This month we read John Saturnall's Feast by Laurence Norfolk. People seemed to have pretty mixed feelings on this one. This was a pretty heavy piece of literature, and many of us had trouble getting into it, and some had a hard time following it...especially during the war scenes. A family tree would have been helpful. Folks feel it picked up when it reached the castle, but it kept shifting gears, and sometimes felt like an altogether different story. That said, it would make a great HBO series.
There were many things we did like about the book. Once hooked, many people enjoyed it. The illustrations were much enjoyed. Loved the quote "A Recipe is but the Promise of a Dish but a Dish is the Measure of its Cook." And the historical events were very well received, such as the king's entrance with all the fanfare, the details about the scullery, and the fascinating descriptions of worship (such as proving devotion by kneeling on pebbles). But it didn't romanticize things, you still got a heartbreaking portrait of Medieval times, mobs and bullies, and the suffering of the poor and the mentally ill.

• _STORED DATA_:
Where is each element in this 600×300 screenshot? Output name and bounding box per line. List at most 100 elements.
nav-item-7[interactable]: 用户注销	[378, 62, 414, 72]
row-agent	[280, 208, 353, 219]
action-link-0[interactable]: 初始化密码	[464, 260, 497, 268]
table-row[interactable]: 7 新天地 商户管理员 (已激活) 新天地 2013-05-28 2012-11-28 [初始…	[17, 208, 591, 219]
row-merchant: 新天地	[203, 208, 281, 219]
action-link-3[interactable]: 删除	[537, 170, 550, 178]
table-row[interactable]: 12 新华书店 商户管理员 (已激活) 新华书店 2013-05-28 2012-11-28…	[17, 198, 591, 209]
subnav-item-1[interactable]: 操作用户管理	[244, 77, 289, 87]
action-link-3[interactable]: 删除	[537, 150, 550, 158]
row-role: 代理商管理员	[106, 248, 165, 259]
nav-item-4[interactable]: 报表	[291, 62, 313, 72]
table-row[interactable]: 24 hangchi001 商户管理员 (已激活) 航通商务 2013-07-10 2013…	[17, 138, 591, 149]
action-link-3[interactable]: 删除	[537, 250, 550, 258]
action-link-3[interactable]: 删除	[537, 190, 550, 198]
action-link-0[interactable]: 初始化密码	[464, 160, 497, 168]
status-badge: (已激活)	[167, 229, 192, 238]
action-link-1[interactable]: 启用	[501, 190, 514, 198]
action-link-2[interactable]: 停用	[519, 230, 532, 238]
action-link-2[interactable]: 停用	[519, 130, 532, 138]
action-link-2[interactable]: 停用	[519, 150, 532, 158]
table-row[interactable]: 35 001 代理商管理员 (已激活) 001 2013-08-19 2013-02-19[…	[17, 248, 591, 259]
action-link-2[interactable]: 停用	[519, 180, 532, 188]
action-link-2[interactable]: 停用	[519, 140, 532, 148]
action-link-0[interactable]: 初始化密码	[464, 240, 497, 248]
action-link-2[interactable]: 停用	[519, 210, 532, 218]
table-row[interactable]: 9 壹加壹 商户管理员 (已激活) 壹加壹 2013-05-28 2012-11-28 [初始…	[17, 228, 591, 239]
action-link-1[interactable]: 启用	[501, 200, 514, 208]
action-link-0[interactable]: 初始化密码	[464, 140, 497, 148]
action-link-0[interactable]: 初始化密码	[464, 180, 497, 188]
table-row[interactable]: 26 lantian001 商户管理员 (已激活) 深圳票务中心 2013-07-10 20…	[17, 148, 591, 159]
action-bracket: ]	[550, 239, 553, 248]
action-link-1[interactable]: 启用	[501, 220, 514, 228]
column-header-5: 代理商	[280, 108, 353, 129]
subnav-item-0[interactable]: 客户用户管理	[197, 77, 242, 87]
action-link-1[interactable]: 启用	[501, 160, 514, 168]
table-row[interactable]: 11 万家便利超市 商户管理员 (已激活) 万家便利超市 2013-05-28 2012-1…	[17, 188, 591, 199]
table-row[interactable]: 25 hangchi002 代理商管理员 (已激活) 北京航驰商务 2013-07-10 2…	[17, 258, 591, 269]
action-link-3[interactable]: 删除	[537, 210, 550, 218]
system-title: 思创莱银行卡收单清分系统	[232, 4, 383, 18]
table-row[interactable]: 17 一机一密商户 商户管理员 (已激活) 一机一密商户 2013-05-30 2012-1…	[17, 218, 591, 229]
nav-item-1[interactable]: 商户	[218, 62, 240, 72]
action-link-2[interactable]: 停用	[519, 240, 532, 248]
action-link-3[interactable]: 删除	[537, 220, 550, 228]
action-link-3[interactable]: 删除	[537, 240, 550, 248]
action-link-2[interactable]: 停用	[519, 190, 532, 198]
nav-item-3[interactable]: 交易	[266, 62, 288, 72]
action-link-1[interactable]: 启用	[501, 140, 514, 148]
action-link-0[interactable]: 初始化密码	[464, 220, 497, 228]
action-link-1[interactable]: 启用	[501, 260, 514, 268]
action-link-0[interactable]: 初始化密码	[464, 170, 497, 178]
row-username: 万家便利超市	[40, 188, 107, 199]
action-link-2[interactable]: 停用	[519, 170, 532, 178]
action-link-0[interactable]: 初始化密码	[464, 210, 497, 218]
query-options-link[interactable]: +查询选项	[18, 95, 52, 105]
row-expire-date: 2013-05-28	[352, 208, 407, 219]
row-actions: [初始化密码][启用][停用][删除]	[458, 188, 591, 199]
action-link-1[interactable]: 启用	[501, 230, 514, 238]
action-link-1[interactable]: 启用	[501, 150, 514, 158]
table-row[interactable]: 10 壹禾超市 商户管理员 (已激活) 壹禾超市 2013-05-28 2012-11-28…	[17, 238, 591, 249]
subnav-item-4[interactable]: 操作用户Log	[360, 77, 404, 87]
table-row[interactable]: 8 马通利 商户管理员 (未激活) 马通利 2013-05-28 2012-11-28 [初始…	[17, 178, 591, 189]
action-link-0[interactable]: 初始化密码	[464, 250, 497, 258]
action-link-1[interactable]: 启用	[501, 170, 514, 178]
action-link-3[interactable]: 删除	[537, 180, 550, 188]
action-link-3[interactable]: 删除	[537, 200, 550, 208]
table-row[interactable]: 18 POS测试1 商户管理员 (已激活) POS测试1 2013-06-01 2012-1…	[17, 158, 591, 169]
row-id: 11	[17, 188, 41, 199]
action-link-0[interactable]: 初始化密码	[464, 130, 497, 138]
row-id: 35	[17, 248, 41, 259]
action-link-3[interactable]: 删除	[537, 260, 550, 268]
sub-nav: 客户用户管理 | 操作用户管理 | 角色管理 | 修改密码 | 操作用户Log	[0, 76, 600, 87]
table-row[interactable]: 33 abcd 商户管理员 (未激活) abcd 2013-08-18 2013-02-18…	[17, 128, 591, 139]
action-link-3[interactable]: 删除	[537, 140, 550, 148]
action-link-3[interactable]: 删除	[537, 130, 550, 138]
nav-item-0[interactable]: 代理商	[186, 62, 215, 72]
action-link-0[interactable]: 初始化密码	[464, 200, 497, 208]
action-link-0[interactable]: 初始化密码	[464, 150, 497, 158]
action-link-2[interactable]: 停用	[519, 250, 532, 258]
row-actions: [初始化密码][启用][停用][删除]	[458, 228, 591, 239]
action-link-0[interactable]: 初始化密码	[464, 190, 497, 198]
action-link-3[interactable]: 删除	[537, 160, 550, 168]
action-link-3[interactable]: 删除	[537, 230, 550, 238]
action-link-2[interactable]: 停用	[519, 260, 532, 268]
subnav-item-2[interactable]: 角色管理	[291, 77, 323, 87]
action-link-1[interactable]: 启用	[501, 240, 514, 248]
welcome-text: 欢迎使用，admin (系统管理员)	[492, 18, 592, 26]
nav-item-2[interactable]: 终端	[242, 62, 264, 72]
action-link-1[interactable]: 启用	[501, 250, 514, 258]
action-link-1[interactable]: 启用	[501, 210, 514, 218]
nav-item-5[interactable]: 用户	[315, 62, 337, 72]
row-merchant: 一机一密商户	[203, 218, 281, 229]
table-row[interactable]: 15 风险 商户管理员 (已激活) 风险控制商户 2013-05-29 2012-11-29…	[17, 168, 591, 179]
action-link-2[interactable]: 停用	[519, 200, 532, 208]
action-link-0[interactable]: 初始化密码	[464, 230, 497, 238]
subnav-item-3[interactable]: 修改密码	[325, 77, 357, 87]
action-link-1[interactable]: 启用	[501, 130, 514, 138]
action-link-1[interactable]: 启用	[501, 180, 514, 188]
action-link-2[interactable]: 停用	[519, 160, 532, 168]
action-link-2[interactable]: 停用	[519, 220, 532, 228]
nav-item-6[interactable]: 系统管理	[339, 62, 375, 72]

• _WRITTEN TASK A_: In the book club review, retype everything from "This month we" down to "great HBO series.".
• _WRITTEN TASK B_:
Answer these from the book club review:
(i) Who wrote the book the group read this month?
(ii) What kind of series does the review say the book would make?
(iii) What example of proving devotion does the review mention?
The records have no connection to the book club review.

• _RESPONSE A_:
This month we read John Saturnall's Feast by Laurence Norfolk. People seemed to have pretty mixed feelings on this one. This was a pretty heavy piece of literature, and many of us had trouble getting into it, and some had a hard time following it...especially during the war scenes. A family tree would have been helpful. Folks feel it picked up when it reached the castle, but it kept shifting gears, and sometimes felt like an altogether different story. That said, it would make a great HBO series.

• _RESPONSE B_:
(i) Laurence Norfolk
(ii) An HBO series
(iii) Kneeling on pebbles